-------- Provided information

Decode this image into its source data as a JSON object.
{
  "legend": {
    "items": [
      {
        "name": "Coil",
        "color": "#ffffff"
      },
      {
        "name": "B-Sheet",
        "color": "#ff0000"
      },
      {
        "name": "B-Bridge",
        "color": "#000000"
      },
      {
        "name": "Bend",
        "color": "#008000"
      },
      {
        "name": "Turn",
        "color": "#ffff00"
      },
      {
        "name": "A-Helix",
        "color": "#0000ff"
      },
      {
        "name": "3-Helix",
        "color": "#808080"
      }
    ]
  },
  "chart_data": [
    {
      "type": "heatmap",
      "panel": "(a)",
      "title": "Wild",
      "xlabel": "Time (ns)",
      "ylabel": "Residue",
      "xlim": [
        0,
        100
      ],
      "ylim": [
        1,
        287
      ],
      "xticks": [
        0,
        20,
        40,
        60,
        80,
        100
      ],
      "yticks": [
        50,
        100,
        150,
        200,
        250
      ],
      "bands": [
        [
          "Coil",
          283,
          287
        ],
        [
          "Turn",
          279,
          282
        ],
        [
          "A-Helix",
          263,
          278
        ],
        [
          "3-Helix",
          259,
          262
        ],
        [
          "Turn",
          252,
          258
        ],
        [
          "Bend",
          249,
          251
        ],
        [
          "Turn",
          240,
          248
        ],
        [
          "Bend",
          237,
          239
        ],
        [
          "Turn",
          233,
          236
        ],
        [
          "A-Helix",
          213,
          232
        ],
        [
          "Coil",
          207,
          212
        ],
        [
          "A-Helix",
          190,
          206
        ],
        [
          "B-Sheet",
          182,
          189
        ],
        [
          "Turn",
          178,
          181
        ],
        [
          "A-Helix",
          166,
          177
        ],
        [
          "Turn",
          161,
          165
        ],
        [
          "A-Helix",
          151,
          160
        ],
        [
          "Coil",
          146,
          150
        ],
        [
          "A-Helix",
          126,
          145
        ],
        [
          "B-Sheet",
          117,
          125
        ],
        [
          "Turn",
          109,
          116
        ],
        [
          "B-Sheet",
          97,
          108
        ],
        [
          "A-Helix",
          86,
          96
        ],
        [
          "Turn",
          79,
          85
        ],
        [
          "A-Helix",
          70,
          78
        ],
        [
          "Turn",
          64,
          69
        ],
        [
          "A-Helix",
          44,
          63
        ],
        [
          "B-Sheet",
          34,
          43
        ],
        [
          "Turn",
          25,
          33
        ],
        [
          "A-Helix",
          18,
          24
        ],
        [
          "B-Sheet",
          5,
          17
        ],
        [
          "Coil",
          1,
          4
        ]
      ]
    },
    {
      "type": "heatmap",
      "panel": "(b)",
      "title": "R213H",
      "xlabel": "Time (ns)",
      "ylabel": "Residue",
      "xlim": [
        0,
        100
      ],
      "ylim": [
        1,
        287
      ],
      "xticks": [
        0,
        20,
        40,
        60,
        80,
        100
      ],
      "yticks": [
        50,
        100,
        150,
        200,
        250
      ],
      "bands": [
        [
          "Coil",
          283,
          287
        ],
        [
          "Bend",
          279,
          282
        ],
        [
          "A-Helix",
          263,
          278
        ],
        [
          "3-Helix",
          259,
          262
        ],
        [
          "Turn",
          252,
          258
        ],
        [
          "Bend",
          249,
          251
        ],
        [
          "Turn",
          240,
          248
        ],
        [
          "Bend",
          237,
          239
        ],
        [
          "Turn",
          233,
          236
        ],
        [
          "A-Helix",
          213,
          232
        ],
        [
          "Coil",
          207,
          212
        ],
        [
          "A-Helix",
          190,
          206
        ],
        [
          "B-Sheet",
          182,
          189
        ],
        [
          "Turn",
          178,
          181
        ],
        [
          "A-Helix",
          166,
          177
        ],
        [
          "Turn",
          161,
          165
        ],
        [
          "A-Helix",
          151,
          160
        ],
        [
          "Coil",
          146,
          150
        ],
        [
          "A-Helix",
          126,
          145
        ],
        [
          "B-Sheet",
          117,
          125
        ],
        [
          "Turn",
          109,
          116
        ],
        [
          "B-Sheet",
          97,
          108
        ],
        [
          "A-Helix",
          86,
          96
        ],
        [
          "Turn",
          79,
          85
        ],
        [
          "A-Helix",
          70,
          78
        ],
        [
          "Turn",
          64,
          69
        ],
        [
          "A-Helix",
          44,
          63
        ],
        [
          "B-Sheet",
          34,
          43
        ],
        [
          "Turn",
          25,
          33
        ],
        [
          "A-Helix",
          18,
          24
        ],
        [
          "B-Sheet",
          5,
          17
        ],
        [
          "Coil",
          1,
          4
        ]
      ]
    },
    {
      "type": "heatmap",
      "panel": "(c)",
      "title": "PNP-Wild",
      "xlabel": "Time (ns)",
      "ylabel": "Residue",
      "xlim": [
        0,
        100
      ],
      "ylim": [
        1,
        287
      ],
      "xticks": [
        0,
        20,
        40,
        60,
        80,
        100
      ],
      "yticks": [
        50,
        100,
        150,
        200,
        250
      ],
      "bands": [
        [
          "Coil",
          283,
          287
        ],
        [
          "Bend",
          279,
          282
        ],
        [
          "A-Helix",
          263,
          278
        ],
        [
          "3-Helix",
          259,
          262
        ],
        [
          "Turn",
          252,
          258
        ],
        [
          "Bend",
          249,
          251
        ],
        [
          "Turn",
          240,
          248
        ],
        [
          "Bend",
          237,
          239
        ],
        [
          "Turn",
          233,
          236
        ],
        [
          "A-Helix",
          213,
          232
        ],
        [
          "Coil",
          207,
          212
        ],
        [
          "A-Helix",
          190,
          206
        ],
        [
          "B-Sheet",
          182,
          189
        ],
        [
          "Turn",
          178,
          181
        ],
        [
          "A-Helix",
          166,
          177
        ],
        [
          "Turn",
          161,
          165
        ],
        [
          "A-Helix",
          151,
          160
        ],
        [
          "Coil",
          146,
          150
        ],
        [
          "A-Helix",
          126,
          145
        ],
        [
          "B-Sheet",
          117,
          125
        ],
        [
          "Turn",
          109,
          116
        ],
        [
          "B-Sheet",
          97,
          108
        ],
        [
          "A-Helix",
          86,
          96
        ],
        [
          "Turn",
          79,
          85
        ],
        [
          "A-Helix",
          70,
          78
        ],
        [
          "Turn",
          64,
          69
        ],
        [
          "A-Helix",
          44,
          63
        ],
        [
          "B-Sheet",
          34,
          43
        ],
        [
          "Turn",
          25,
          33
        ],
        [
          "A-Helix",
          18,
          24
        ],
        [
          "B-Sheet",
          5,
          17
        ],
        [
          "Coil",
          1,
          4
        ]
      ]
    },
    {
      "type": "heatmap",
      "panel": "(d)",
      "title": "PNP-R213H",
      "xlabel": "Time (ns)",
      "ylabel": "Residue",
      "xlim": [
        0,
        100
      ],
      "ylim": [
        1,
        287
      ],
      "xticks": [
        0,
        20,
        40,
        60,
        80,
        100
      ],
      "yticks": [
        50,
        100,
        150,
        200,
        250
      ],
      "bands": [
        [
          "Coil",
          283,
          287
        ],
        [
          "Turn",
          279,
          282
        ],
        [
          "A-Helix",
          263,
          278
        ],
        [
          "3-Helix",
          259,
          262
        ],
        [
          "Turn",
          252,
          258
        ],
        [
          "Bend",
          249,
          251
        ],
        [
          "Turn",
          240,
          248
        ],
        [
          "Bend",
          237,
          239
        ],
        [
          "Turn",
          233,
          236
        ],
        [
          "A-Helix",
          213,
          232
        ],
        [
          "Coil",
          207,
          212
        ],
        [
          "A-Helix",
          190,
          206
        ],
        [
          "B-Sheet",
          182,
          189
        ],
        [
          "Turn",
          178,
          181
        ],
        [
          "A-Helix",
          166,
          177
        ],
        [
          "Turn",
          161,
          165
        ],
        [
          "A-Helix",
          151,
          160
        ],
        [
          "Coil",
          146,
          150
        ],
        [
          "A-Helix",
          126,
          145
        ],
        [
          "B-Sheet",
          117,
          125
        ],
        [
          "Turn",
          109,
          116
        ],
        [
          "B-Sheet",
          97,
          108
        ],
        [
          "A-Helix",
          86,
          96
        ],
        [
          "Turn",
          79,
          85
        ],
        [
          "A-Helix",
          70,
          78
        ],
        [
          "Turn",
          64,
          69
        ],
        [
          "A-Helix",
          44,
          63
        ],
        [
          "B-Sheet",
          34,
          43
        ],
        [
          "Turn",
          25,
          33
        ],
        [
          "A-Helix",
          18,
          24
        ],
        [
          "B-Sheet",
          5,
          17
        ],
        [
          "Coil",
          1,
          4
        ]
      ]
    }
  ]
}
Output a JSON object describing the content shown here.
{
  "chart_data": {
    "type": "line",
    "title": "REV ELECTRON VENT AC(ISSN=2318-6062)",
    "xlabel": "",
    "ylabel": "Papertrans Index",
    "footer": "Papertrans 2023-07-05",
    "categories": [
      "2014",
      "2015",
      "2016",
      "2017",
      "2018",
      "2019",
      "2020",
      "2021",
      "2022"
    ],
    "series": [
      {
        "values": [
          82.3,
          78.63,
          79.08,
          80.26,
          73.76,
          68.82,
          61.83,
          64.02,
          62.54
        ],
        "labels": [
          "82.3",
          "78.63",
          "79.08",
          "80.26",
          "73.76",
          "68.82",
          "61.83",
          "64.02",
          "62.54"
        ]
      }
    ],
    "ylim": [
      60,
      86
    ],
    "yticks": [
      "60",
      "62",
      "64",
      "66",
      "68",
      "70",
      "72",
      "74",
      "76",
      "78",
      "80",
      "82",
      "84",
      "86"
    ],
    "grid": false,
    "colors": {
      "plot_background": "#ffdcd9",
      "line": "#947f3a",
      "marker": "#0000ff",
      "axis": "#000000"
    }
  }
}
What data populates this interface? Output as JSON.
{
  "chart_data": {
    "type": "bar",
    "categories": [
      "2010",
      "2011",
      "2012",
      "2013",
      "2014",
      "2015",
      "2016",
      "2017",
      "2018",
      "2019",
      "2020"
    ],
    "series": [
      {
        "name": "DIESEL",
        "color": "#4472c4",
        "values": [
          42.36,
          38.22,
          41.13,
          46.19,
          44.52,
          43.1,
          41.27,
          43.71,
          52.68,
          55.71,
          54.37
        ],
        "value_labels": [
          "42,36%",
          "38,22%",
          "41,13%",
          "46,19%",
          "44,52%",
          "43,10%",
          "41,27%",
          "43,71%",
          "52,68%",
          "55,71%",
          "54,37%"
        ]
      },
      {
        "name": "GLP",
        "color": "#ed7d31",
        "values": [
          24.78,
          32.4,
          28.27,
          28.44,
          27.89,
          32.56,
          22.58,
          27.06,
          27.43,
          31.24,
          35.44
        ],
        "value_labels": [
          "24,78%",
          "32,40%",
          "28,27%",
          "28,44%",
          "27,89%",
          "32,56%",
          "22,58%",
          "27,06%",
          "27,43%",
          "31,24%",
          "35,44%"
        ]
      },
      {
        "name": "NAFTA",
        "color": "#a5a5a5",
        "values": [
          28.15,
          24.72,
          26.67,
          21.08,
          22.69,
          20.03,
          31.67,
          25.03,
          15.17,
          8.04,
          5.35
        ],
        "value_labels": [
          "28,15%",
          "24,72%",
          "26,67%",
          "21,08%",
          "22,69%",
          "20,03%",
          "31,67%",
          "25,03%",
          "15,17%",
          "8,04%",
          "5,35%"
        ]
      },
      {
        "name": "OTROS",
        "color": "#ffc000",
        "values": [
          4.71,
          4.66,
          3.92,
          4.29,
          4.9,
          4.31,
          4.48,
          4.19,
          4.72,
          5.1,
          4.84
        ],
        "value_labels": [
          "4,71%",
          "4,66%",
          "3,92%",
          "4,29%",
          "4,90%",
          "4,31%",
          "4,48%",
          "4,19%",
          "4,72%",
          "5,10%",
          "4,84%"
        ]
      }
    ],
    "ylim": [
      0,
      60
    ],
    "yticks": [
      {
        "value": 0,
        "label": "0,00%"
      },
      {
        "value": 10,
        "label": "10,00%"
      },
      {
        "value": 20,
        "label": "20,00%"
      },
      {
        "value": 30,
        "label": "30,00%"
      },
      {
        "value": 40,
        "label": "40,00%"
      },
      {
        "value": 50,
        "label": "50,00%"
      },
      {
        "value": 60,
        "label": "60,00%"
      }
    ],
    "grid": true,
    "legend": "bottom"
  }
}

----------------

**Task instructions**
Where a line of the records above holds the word "title", copy that line.

**Reply**
      "title": "Wild",
      "title": "R213H",
      "title": "PNP-Wild",
      "title": "PNP-R213H",
    "title": "REV ELECTRON VENT AC(ISSN=2318-6062)",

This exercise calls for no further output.